Exercise aim :: Copy each line of the entries that contains the word "this".

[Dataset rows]
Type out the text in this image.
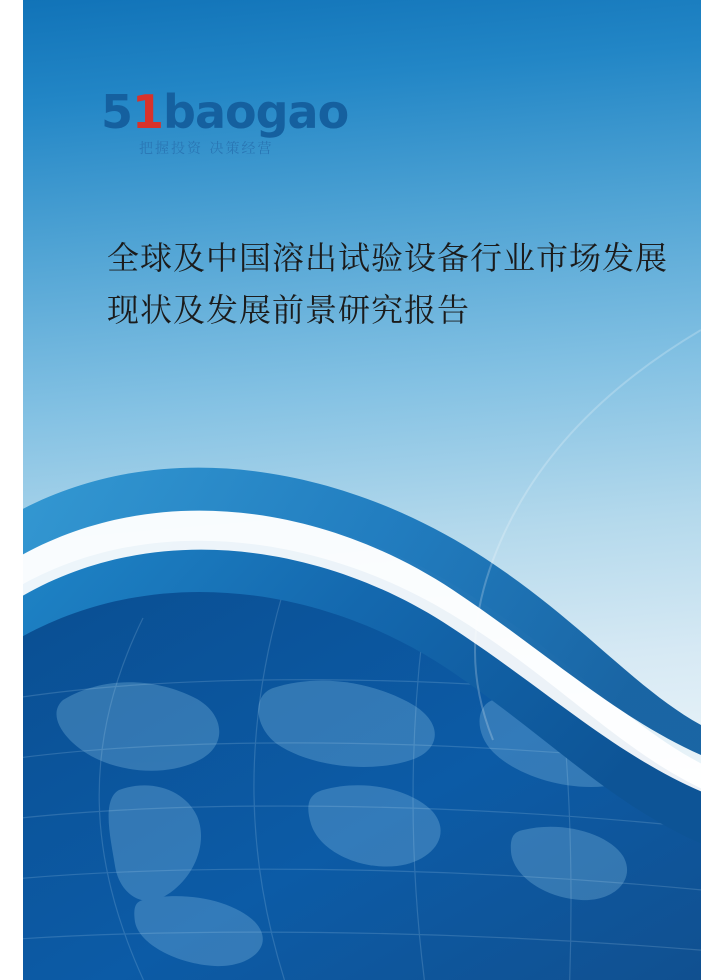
51baogao
把握投资 决策经营
全球及中国溶出试验设备行业市场发展现状及发展前景研究报告
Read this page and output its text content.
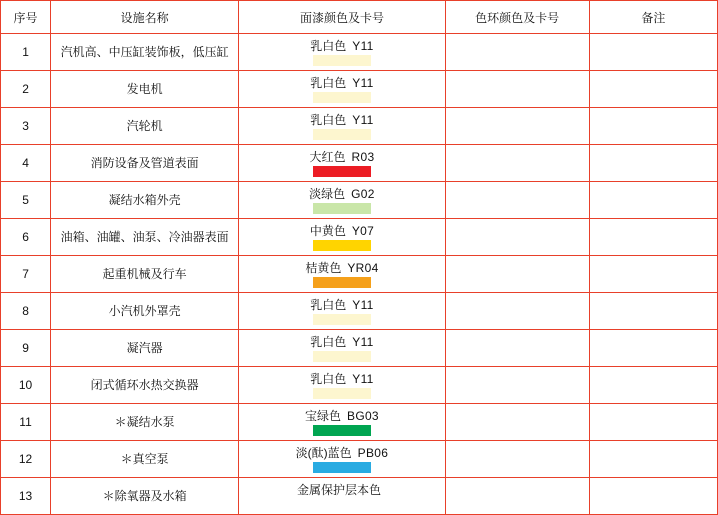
序号	设施名称	面漆颜色及卡号	色环颜色及卡号	备注
1	汽机高、中压缸装饰板，低压缸	乳白色 Y11		

2	发电机	乳白色 Y11		

3	汽轮机	乳白色 Y11		

4	消防设备及管道表面	大红色 R03		

5	凝结水箱外壳	淡绿色 G02		

6	油箱、油罐、油泵、冷油器表面	中黄色 Y07		

7	起重机械及行车	桔黄色 YR04		

8	小汽机外罩壳	乳白色 Y11		

9	凝汽器	乳白色 Y11		

10	闭式循环水热交换器	乳白色 Y11		

11	＊凝结水泵	宝绿色 BG03		

12	＊真空泵	淡(酞)蓝色 PB06		

13	＊除氧器及水箱	金属保护层本色		
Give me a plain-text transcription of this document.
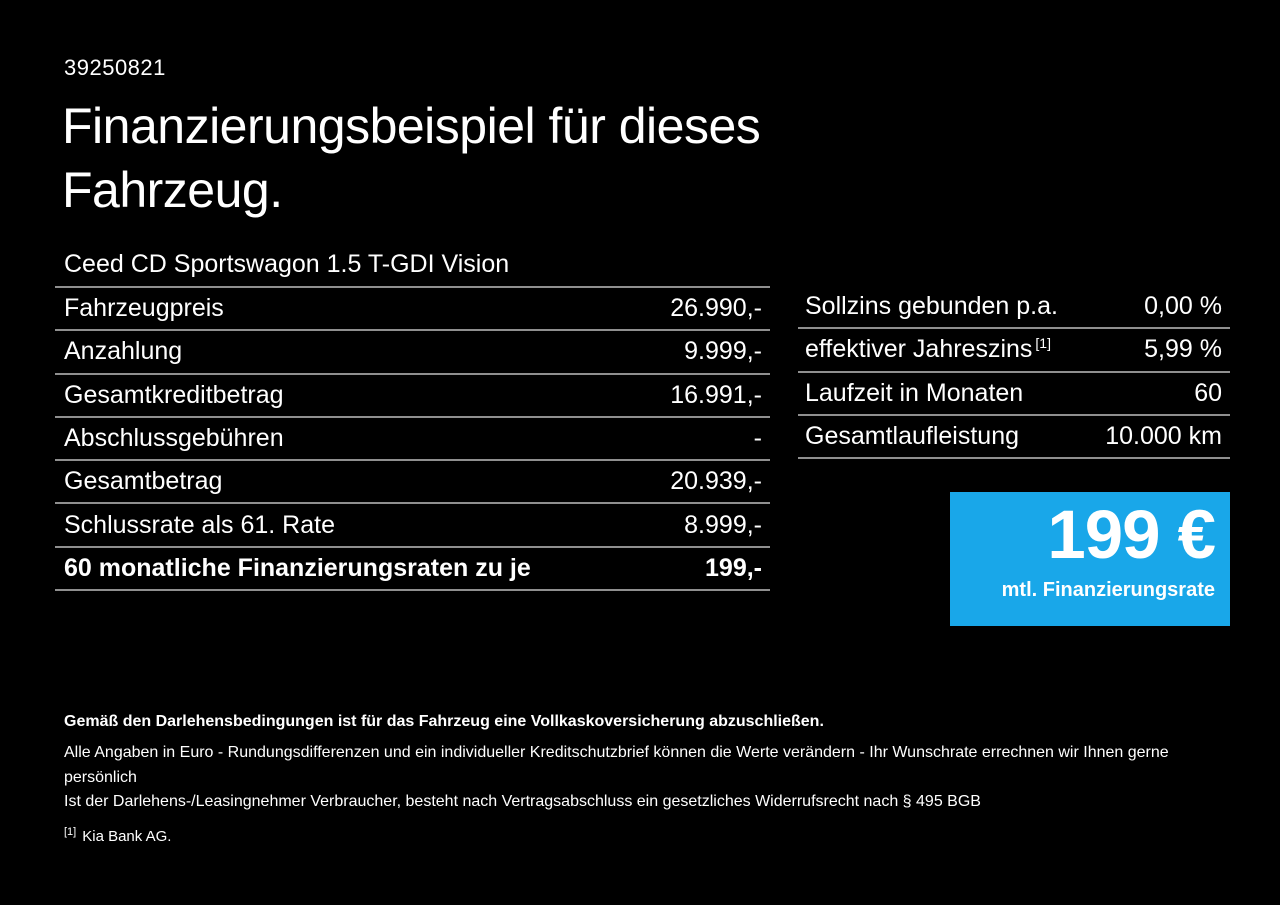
39250821
Finanzierungsbeispiel für dieses
Fahrzeug.
Ceed CD Sportswagon 1.5 T-GDI Vision
Fahrzeugpreis	26.990,-
Anzahlung	9.999,-
Gesamtkreditbetrag	16.991,-
Abschlussgebühren	-
Gesamtbetrag	20.939,-
Schlussrate als 61. Rate	8.999,-
60 monatliche Finanzierungsraten zu je	199,-
Sollzins gebunden p.a.	0,00 %
effektiver Jahreszins [1]	5,99 %
Laufzeit in Monaten	60
Gesamtlaufleistung	10.000 km
199 €
mtl. Finanzierungsrate

Gemäß den Darlehensbedingungen ist für das Fahrzeug eine Vollkaskoversicherung abzuschließen.

Alle Angaben in Euro - Rundungsdifferenzen und ein individueller Kreditschutzbrief können die Werte verändern - Ihr Wunschrate errechnen wir Ihnen gerne persönlich

Ist der Darlehens-/Leasingnehmer Verbraucher, besteht nach Vertragsabschluss ein gesetzliches Widerrufsrecht nach § 495 BGB

[1] Kia Bank AG.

Output of the exercise ::
Type out the text in this image.
Read this page and output its text content.
Give me a plain-text transcription of this document.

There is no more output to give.